Listed entries =>

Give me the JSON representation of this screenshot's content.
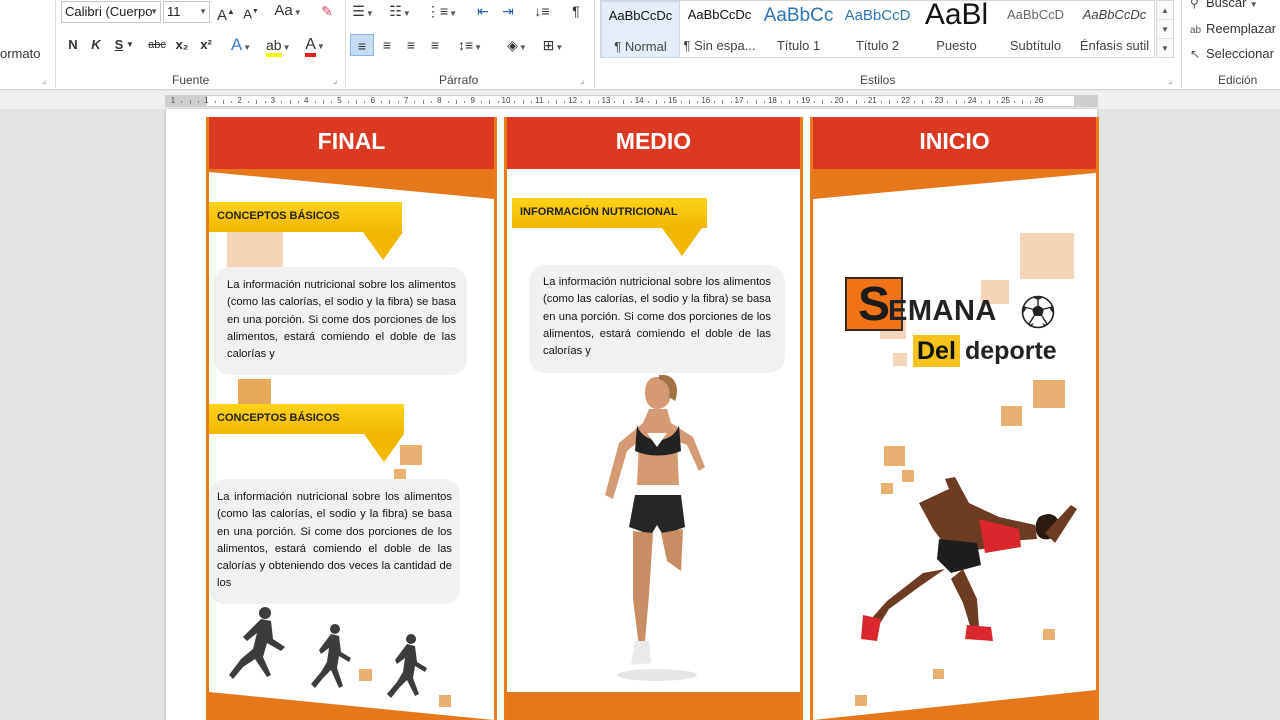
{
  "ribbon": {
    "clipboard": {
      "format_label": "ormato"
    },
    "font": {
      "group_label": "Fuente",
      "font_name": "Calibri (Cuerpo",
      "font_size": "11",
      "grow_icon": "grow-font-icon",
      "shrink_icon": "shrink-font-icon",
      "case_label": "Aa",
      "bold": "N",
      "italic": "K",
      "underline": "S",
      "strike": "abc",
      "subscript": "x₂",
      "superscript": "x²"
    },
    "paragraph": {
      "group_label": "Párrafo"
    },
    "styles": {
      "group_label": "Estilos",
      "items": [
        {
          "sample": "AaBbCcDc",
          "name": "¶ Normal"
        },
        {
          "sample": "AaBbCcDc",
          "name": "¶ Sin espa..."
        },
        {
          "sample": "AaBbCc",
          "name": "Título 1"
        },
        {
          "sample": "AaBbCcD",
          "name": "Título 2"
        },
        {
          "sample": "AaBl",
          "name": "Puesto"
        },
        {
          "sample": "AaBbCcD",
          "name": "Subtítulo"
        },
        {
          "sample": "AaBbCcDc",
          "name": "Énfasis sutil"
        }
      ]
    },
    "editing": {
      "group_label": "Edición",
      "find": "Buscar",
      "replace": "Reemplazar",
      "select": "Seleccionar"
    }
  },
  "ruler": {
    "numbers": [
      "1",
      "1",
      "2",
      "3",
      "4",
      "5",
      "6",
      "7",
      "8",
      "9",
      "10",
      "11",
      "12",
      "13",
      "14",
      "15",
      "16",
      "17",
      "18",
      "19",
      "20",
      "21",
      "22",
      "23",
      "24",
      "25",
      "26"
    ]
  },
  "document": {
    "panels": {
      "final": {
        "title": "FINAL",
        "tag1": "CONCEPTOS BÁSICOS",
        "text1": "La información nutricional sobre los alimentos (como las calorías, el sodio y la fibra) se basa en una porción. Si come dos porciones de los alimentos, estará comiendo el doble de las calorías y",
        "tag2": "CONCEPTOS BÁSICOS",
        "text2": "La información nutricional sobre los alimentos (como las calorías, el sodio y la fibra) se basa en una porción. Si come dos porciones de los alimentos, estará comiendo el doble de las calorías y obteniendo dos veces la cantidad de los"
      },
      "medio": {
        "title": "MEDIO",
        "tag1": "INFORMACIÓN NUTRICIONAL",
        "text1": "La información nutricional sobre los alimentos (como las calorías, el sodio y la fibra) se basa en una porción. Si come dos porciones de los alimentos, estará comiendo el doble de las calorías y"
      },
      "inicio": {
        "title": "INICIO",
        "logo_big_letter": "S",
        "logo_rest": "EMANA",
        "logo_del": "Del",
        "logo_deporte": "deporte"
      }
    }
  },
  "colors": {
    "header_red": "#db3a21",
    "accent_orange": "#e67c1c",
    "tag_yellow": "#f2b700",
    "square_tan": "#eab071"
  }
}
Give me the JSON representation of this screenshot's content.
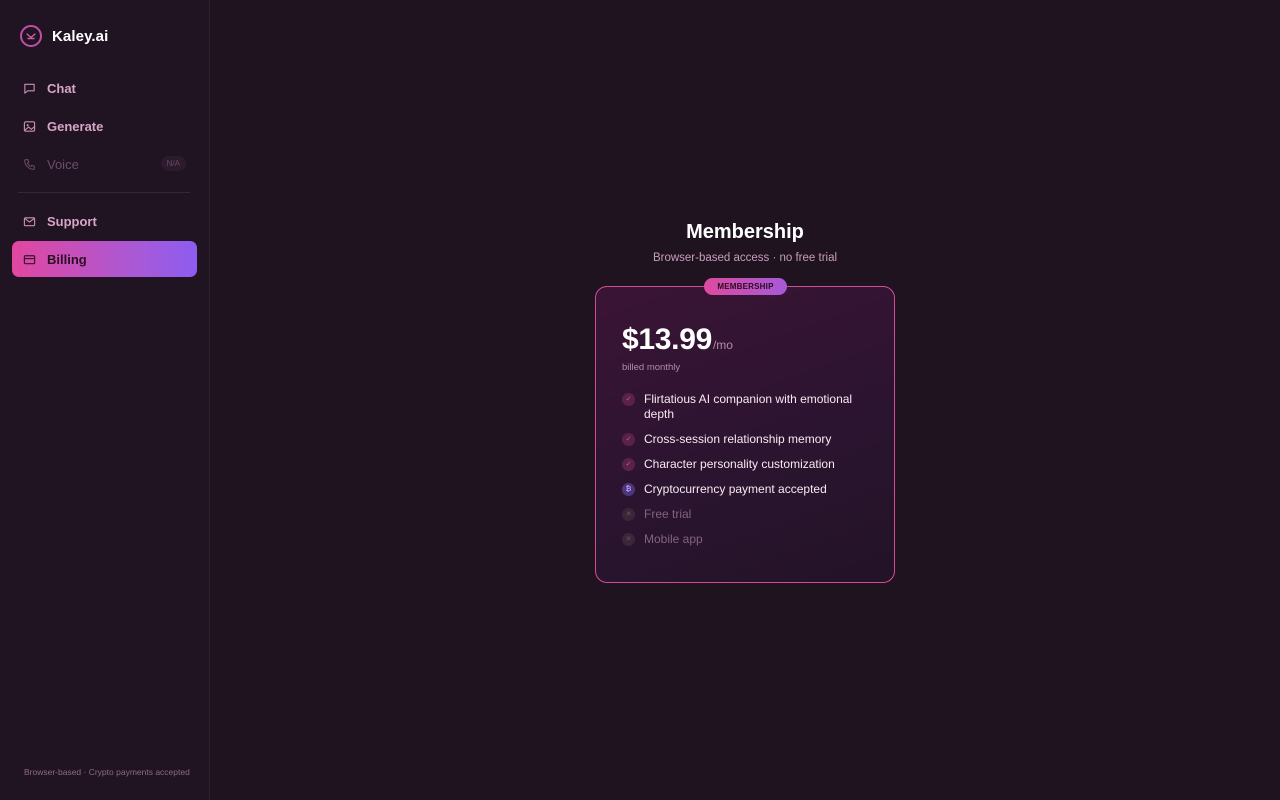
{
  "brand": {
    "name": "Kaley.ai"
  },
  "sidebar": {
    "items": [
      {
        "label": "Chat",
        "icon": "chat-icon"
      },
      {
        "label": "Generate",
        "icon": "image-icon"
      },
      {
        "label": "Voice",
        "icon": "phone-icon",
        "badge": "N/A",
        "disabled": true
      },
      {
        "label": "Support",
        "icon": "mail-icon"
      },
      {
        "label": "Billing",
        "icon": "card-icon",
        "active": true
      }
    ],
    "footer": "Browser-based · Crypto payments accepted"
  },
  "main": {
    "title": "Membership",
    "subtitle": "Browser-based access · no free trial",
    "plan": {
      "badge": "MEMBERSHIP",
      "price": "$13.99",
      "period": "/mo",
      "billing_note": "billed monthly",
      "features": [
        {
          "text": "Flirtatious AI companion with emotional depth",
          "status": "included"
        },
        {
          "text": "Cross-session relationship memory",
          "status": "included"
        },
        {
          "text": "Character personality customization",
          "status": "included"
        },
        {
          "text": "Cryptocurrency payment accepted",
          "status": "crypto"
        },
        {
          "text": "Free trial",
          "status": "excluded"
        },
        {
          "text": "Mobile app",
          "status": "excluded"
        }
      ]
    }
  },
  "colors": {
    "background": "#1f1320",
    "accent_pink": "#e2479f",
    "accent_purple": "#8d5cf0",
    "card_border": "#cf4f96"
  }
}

Directions =>
Set the data above down again exactly as given, with no pictures.

Worked solution =>
Give me the JSON representation of this screenshot's content.
{
  "ribbon": {
    "clipboard": {
      "format_label": "ormato"
    },
    "font": {
      "group_label": "Fuente",
      "font_name": "Calibri (Cuerpo",
      "font_size": "11",
      "grow_icon": "grow-font-icon",
      "shrink_icon": "shrink-font-icon",
      "case_label": "Aa",
      "bold": "N",
      "italic": "K",
      "underline": "S",
      "strike": "abc",
      "subscript": "x₂",
      "superscript": "x²"
    },
    "paragraph": {
      "group_label": "Párrafo"
    },
    "styles": {
      "group_label": "Estilos",
      "items": [
        {
          "sample": "AaBbCcDc",
          "name": "¶ Normal"
        },
        {
          "sample": "AaBbCcDc",
          "name": "¶ Sin espa..."
        },
        {
          "sample": "AaBbCc",
          "name": "Título 1"
        },
        {
          "sample": "AaBbCcD",
          "name": "Título 2"
        },
        {
          "sample": "AaBl",
          "name": "Puesto"
        },
        {
          "sample": "AaBbCcD",
          "name": "Subtítulo"
        },
        {
          "sample": "AaBbCcDc",
          "name": "Énfasis sutil"
        }
      ]
    },
    "editing": {
      "group_label": "Edición",
      "find": "Buscar",
      "replace": "Reemplazar",
      "select": "Seleccionar"
    }
  },
  "ruler": {
    "numbers": [
      "1",
      "1",
      "2",
      "3",
      "4",
      "5",
      "6",
      "7",
      "8",
      "9",
      "10",
      "11",
      "12",
      "13",
      "14",
      "15",
      "16",
      "17",
      "18",
      "19",
      "20",
      "21",
      "22",
      "23",
      "24",
      "25",
      "26"
    ]
  },
  "document": {
    "panels": {
      "final": {
        "title": "FINAL",
        "tag1": "CONCEPTOS BÁSICOS",
        "text1": "La información nutricional sobre los alimentos (como las calorías, el sodio y la fibra) se basa en una porción. Si come dos porciones de los alimentos, estará comiendo el doble de las calorías y",
        "tag2": "CONCEPTOS BÁSICOS",
        "text2": "La información nutricional sobre los alimentos (como las calorías, el sodio y la fibra) se basa en una porción. Si come dos porciones de los alimentos, estará comiendo el doble de las calorías y obteniendo dos veces la cantidad de los"
      },
      "medio": {
        "title": "MEDIO",
        "tag1": "INFORMACIÓN NUTRICIONAL",
        "text1": "La información nutricional sobre los alimentos (como las calorías, el sodio y la fibra) se basa en una porción. Si come dos porciones de los alimentos, estará comiendo el doble de las calorías y"
      },
      "inicio": {
        "title": "INICIO",
        "logo_big_letter": "S",
        "logo_rest": "EMANA",
        "logo_del": "Del",
        "logo_deporte": "deporte"
      }
    }
  },
  "colors": {
    "header_red": "#db3a21",
    "accent_orange": "#e67c1c",
    "tag_yellow": "#f2b700",
    "square_tan": "#eab071"
  }
}
Give me the JSON representation of this screenshot's content.
{
  "brand": {
    "name": "Kaley.ai"
  },
  "sidebar": {
    "items": [
      {
        "label": "Chat",
        "icon": "chat-icon"
      },
      {
        "label": "Generate",
        "icon": "image-icon"
      },
      {
        "label": "Voice",
        "icon": "phone-icon",
        "badge": "N/A",
        "disabled": true
      },
      {
        "label": "Support",
        "icon": "mail-icon"
      },
      {
        "label": "Billing",
        "icon": "card-icon",
        "active": true
      }
    ],
    "footer": "Browser-based · Crypto payments accepted"
  },
  "main": {
    "title": "Membership",
    "subtitle": "Browser-based access · no free trial",
    "plan": {
      "badge": "MEMBERSHIP",
      "price": "$13.99",
      "period": "/mo",
      "billing_note": "billed monthly",
      "features": [
        {
          "text": "Flirtatious AI companion with emotional depth",
          "status": "included"
        },
        {
          "text": "Cross-session relationship memory",
          "status": "included"
        },
        {
          "text": "Character personality customization",
          "status": "included"
        },
        {
          "text": "Cryptocurrency payment accepted",
          "status": "crypto"
        },
        {
          "text": "Free trial",
          "status": "excluded"
        },
        {
          "text": "Mobile app",
          "status": "excluded"
        }
      ]
    }
  },
  "colors": {
    "background": "#1f1320",
    "accent_pink": "#e2479f",
    "accent_purple": "#8d5cf0",
    "card_border": "#cf4f96"
  }
}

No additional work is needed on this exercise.